Records supplied:
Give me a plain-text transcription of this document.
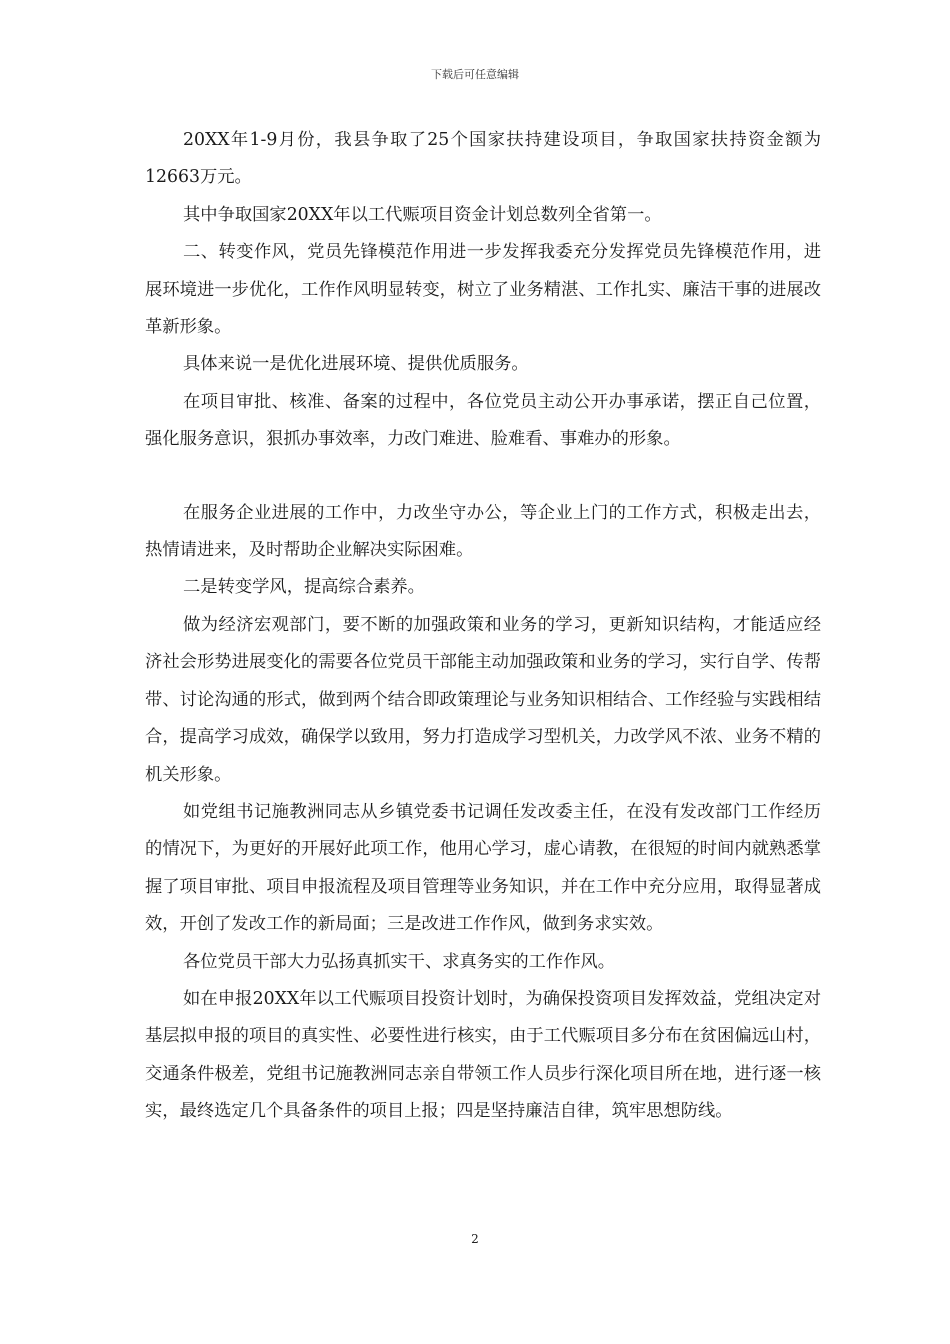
下载后可任意编辑

20XX年1-9月份，我县争取了25个国家扶持建设项目，争取国家扶持资金额为12663万元。

其中争取国家20XX年以工代赈项目资金计划总数列全省第一。

二、转变作风，党员先锋模范作用进一步发挥我委充分发挥党员先锋模范作用，进展环境进一步优化，工作作风明显转变，树立了业务精湛、工作扎实、廉洁干事的进展改革新形象。

具体来说一是优化进展环境、提供优质服务。

在项目审批、核准、备案的过程中，各位党员主动公开办事承诺，摆正自己位置，强化服务意识，狠抓办事效率，力改门难进、脸难看、事难办的形象。

在服务企业进展的工作中，力改坐守办公，等企业上门的工作方式，积极走出去，热情请进来，及时帮助企业解决实际困难。

二是转变学风，提高综合素养。

做为经济宏观部门，要不断的加强政策和业务的学习，更新知识结构，才能适应经济社会形势进展变化的需要各位党员干部能主动加强政策和业务的学习，实行自学、传帮带、讨论沟通的形式，做到两个结合即政策理论与业务知识相结合、工作经验与实践相结合，提高学习成效，确保学以致用，努力打造成学习型机关，力改学风不浓、业务不精的机关形象。

如党组书记施教洲同志从乡镇党委书记调任发改委主任，在没有发改部门工作经历的情况下，为更好的开展好此项工作，他用心学习，虚心请教，在很短的时间内就熟悉掌握了项目审批、项目申报流程及项目管理等业务知识，并在工作中充分应用，取得显著成效，开创了发改工作的新局面；三是改进工作作风，做到务求实效。

各位党员干部大力弘扬真抓实干、求真务实的工作作风。

如在申报20XX年以工代赈项目投资计划时，为确保投资项目发挥效益，党组决定对基层拟申报的项目的真实性、必要性进行核实，由于工代赈项目多分布在贫困偏远山村，交通条件极差，党组书记施教洲同志亲自带领工作人员步行深化项目所在地，进行逐一核实，最终选定几个具备条件的项目上报；四是坚持廉洁自律，筑牢思想防线。

2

Stated exercise: Leave out the pictures and copy everything else in the records word for word.

Answer for the task:
Give me a plain-text transcription of this document.
下载后可任意编辑

20XX年1-9月份，我县争取了25个国家扶持建设项目，争取国家扶持资金额为12663万元。

其中争取国家20XX年以工代赈项目资金计划总数列全省第一。

二、转变作风，党员先锋模范作用进一步发挥我委充分发挥党员先锋模范作用，进展环境进一步优化，工作作风明显转变，树立了业务精湛、工作扎实、廉洁干事的进展改革新形象。

具体来说一是优化进展环境、提供优质服务。

在项目审批、核准、备案的过程中，各位党员主动公开办事承诺，摆正自己位置，强化服务意识，狠抓办事效率，力改门难进、脸难看、事难办的形象。

在服务企业进展的工作中，力改坐守办公，等企业上门的工作方式，积极走出去，热情请进来，及时帮助企业解决实际困难。

二是转变学风，提高综合素养。

做为经济宏观部门，要不断的加强政策和业务的学习，更新知识结构，才能适应经济社会形势进展变化的需要各位党员干部能主动加强政策和业务的学习，实行自学、传帮带、讨论沟通的形式，做到两个结合即政策理论与业务知识相结合、工作经验与实践相结合，提高学习成效，确保学以致用，努力打造成学习型机关，力改学风不浓、业务不精的机关形象。

如党组书记施教洲同志从乡镇党委书记调任发改委主任，在没有发改部门工作经历的情况下，为更好的开展好此项工作，他用心学习，虚心请教，在很短的时间内就熟悉掌握了项目审批、项目申报流程及项目管理等业务知识，并在工作中充分应用，取得显著成效，开创了发改工作的新局面；三是改进工作作风，做到务求实效。

各位党员干部大力弘扬真抓实干、求真务实的工作作风。

如在申报20XX年以工代赈项目投资计划时，为确保投资项目发挥效益，党组决定对基层拟申报的项目的真实性、必要性进行核实，由于工代赈项目多分布在贫困偏远山村，交通条件极差，党组书记施教洲同志亲自带领工作人员步行深化项目所在地，进行逐一核实，最终选定几个具备条件的项目上报；四是坚持廉洁自律，筑牢思想防线。

2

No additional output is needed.